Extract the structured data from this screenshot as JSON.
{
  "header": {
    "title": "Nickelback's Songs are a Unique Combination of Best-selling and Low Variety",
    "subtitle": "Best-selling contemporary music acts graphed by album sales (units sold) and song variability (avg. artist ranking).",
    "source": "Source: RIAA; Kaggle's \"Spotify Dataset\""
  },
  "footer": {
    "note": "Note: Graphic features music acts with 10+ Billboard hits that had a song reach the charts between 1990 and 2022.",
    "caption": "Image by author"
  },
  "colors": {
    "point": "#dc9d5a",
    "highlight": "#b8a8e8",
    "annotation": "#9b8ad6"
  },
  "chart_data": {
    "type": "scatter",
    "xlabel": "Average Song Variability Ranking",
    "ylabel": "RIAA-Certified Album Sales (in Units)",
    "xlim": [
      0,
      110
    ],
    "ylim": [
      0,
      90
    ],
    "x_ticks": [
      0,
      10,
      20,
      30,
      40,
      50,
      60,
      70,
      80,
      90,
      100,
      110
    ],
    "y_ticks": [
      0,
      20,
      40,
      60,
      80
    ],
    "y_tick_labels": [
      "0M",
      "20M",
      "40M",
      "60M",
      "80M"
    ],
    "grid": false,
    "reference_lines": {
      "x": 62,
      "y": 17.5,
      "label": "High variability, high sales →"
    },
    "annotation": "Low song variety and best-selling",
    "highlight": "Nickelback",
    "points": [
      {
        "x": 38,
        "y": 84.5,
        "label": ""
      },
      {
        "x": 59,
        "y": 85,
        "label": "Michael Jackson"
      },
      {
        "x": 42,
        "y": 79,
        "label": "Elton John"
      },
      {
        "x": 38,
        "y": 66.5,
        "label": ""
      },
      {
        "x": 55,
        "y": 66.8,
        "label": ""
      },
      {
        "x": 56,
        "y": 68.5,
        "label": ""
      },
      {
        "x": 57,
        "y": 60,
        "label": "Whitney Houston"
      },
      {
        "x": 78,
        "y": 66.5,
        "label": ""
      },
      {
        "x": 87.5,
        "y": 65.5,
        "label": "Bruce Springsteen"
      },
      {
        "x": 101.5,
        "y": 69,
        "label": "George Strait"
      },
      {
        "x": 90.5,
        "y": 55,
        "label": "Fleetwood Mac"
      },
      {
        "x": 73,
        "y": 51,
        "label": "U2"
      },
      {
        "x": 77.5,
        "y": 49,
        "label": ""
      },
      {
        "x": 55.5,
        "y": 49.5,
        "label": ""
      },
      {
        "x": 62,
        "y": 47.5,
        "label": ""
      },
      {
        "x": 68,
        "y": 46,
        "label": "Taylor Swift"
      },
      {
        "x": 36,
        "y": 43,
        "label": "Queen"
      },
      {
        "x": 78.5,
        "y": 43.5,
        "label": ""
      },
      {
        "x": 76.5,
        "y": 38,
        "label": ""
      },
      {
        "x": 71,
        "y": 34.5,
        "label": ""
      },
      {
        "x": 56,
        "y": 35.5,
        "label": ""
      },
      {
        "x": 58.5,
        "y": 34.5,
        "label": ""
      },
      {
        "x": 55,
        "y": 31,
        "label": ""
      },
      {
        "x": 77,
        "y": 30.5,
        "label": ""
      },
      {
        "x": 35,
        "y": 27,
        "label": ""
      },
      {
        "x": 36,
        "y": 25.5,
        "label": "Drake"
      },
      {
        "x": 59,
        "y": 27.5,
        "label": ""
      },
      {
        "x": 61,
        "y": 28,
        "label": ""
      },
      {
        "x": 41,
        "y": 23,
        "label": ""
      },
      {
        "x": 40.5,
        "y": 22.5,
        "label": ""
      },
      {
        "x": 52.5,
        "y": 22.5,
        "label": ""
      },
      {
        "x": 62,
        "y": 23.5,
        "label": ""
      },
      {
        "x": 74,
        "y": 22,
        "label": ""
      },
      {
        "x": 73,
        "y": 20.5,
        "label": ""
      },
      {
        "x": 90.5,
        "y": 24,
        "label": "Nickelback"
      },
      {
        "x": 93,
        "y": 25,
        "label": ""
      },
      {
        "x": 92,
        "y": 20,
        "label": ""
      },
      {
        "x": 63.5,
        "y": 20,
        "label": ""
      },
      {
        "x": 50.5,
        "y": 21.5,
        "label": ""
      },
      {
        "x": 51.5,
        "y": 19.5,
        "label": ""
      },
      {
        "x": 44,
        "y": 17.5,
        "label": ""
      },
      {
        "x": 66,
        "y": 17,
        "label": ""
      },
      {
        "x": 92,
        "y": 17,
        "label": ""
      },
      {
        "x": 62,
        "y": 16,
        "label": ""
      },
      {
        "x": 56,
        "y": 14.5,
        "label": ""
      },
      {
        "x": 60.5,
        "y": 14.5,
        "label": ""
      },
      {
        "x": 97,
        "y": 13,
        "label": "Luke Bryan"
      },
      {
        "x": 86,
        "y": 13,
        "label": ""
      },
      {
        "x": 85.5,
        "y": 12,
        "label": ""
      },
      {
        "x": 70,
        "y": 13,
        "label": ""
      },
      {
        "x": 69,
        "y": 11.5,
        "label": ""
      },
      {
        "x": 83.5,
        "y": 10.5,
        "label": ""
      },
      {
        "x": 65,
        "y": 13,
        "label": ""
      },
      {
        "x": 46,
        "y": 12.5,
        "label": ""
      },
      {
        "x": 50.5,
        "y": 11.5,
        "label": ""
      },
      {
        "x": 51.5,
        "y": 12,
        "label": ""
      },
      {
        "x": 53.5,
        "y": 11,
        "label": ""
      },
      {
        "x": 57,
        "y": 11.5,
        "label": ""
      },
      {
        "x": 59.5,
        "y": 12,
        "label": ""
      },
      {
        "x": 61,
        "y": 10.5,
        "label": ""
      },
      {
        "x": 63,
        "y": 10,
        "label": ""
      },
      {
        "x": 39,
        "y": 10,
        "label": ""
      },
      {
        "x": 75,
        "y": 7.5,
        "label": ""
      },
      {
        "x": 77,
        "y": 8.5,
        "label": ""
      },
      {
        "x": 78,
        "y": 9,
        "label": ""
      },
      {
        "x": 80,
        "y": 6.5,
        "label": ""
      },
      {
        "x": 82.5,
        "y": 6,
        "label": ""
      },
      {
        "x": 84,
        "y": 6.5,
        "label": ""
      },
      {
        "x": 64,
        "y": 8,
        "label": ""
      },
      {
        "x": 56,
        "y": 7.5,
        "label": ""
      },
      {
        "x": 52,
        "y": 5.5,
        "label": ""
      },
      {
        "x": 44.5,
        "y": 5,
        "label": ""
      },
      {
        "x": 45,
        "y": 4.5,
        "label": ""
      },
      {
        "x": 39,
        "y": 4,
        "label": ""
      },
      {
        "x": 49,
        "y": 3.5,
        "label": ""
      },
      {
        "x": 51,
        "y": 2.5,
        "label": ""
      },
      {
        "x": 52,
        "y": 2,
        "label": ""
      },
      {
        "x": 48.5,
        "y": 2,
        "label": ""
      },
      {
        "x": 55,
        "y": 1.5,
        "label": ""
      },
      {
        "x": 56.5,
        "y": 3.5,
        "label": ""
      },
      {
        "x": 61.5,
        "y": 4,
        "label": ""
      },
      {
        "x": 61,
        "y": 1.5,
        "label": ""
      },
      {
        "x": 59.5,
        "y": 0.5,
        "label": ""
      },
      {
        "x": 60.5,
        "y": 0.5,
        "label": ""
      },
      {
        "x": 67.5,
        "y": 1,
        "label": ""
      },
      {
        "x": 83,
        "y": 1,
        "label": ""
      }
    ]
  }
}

------------

# WRITTEN REQUEST
Reproduce the material precisely, including every line.

# SOLUTION TO THIS TASK
Extract the structured data from this screenshot as JSON.
{
  "header": {
    "title": "Nickelback's Songs are a Unique Combination of Best-selling and Low Variety",
    "subtitle": "Best-selling contemporary music acts graphed by album sales (units sold) and song variability (avg. artist ranking).",
    "source": "Source: RIAA; Kaggle's \"Spotify Dataset\""
  },
  "footer": {
    "note": "Note: Graphic features music acts with 10+ Billboard hits that had a song reach the charts between 1990 and 2022.",
    "caption": "Image by author"
  },
  "colors": {
    "point": "#dc9d5a",
    "highlight": "#b8a8e8",
    "annotation": "#9b8ad6"
  },
  "chart_data": {
    "type": "scatter",
    "xlabel": "Average Song Variability Ranking",
    "ylabel": "RIAA-Certified Album Sales (in Units)",
    "xlim": [
      0,
      110
    ],
    "ylim": [
      0,
      90
    ],
    "x_ticks": [
      0,
      10,
      20,
      30,
      40,
      50,
      60,
      70,
      80,
      90,
      100,
      110
    ],
    "y_ticks": [
      0,
      20,
      40,
      60,
      80
    ],
    "y_tick_labels": [
      "0M",
      "20M",
      "40M",
      "60M",
      "80M"
    ],
    "grid": false,
    "reference_lines": {
      "x": 62,
      "y": 17.5,
      "label": "High variability, high sales →"
    },
    "annotation": "Low song variety and best-selling",
    "highlight": "Nickelback",
    "points": [
      {
        "x": 38,
        "y": 84.5,
        "label": ""
      },
      {
        "x": 59,
        "y": 85,
        "label": "Michael Jackson"
      },
      {
        "x": 42,
        "y": 79,
        "label": "Elton John"
      },
      {
        "x": 38,
        "y": 66.5,
        "label": ""
      },
      {
        "x": 55,
        "y": 66.8,
        "label": ""
      },
      {
        "x": 56,
        "y": 68.5,
        "label": ""
      },
      {
        "x": 57,
        "y": 60,
        "label": "Whitney Houston"
      },
      {
        "x": 78,
        "y": 66.5,
        "label": ""
      },
      {
        "x": 87.5,
        "y": 65.5,
        "label": "Bruce Springsteen"
      },
      {
        "x": 101.5,
        "y": 69,
        "label": "George Strait"
      },
      {
        "x": 90.5,
        "y": 55,
        "label": "Fleetwood Mac"
      },
      {
        "x": 73,
        "y": 51,
        "label": "U2"
      },
      {
        "x": 77.5,
        "y": 49,
        "label": ""
      },
      {
        "x": 55.5,
        "y": 49.5,
        "label": ""
      },
      {
        "x": 62,
        "y": 47.5,
        "label": ""
      },
      {
        "x": 68,
        "y": 46,
        "label": "Taylor Swift"
      },
      {
        "x": 36,
        "y": 43,
        "label": "Queen"
      },
      {
        "x": 78.5,
        "y": 43.5,
        "label": ""
      },
      {
        "x": 76.5,
        "y": 38,
        "label": ""
      },
      {
        "x": 71,
        "y": 34.5,
        "label": ""
      },
      {
        "x": 56,
        "y": 35.5,
        "label": ""
      },
      {
        "x": 58.5,
        "y": 34.5,
        "label": ""
      },
      {
        "x": 55,
        "y": 31,
        "label": ""
      },
      {
        "x": 77,
        "y": 30.5,
        "label": ""
      },
      {
        "x": 35,
        "y": 27,
        "label": ""
      },
      {
        "x": 36,
        "y": 25.5,
        "label": "Drake"
      },
      {
        "x": 59,
        "y": 27.5,
        "label": ""
      },
      {
        "x": 61,
        "y": 28,
        "label": ""
      },
      {
        "x": 41,
        "y": 23,
        "label": ""
      },
      {
        "x": 40.5,
        "y": 22.5,
        "label": ""
      },
      {
        "x": 52.5,
        "y": 22.5,
        "label": ""
      },
      {
        "x": 62,
        "y": 23.5,
        "label": ""
      },
      {
        "x": 74,
        "y": 22,
        "label": ""
      },
      {
        "x": 73,
        "y": 20.5,
        "label": ""
      },
      {
        "x": 90.5,
        "y": 24,
        "label": "Nickelback"
      },
      {
        "x": 93,
        "y": 25,
        "label": ""
      },
      {
        "x": 92,
        "y": 20,
        "label": ""
      },
      {
        "x": 63.5,
        "y": 20,
        "label": ""
      },
      {
        "x": 50.5,
        "y": 21.5,
        "label": ""
      },
      {
        "x": 51.5,
        "y": 19.5,
        "label": ""
      },
      {
        "x": 44,
        "y": 17.5,
        "label": ""
      },
      {
        "x": 66,
        "y": 17,
        "label": ""
      },
      {
        "x": 92,
        "y": 17,
        "label": ""
      },
      {
        "x": 62,
        "y": 16,
        "label": ""
      },
      {
        "x": 56,
        "y": 14.5,
        "label": ""
      },
      {
        "x": 60.5,
        "y": 14.5,
        "label": ""
      },
      {
        "x": 97,
        "y": 13,
        "label": "Luke Bryan"
      },
      {
        "x": 86,
        "y": 13,
        "label": ""
      },
      {
        "x": 85.5,
        "y": 12,
        "label": ""
      },
      {
        "x": 70,
        "y": 13,
        "label": ""
      },
      {
        "x": 69,
        "y": 11.5,
        "label": ""
      },
      {
        "x": 83.5,
        "y": 10.5,
        "label": ""
      },
      {
        "x": 65,
        "y": 13,
        "label": ""
      },
      {
        "x": 46,
        "y": 12.5,
        "label": ""
      },
      {
        "x": 50.5,
        "y": 11.5,
        "label": ""
      },
      {
        "x": 51.5,
        "y": 12,
        "label": ""
      },
      {
        "x": 53.5,
        "y": 11,
        "label": ""
      },
      {
        "x": 57,
        "y": 11.5,
        "label": ""
      },
      {
        "x": 59.5,
        "y": 12,
        "label": ""
      },
      {
        "x": 61,
        "y": 10.5,
        "label": ""
      },
      {
        "x": 63,
        "y": 10,
        "label": ""
      },
      {
        "x": 39,
        "y": 10,
        "label": ""
      },
      {
        "x": 75,
        "y": 7.5,
        "label": ""
      },
      {
        "x": 77,
        "y": 8.5,
        "label": ""
      },
      {
        "x": 78,
        "y": 9,
        "label": ""
      },
      {
        "x": 80,
        "y": 6.5,
        "label": ""
      },
      {
        "x": 82.5,
        "y": 6,
        "label": ""
      },
      {
        "x": 84,
        "y": 6.5,
        "label": ""
      },
      {
        "x": 64,
        "y": 8,
        "label": ""
      },
      {
        "x": 56,
        "y": 7.5,
        "label": ""
      },
      {
        "x": 52,
        "y": 5.5,
        "label": ""
      },
      {
        "x": 44.5,
        "y": 5,
        "label": ""
      },
      {
        "x": 45,
        "y": 4.5,
        "label": ""
      },
      {
        "x": 39,
        "y": 4,
        "label": ""
      },
      {
        "x": 49,
        "y": 3.5,
        "label": ""
      },
      {
        "x": 51,
        "y": 2.5,
        "label": ""
      },
      {
        "x": 52,
        "y": 2,
        "label": ""
      },
      {
        "x": 48.5,
        "y": 2,
        "label": ""
      },
      {
        "x": 55,
        "y": 1.5,
        "label": ""
      },
      {
        "x": 56.5,
        "y": 3.5,
        "label": ""
      },
      {
        "x": 61.5,
        "y": 4,
        "label": ""
      },
      {
        "x": 61,
        "y": 1.5,
        "label": ""
      },
      {
        "x": 59.5,
        "y": 0.5,
        "label": ""
      },
      {
        "x": 60.5,
        "y": 0.5,
        "label": ""
      },
      {
        "x": 67.5,
        "y": 1,
        "label": ""
      },
      {
        "x": 83,
        "y": 1,
        "label": ""
      }
    ]
  }
}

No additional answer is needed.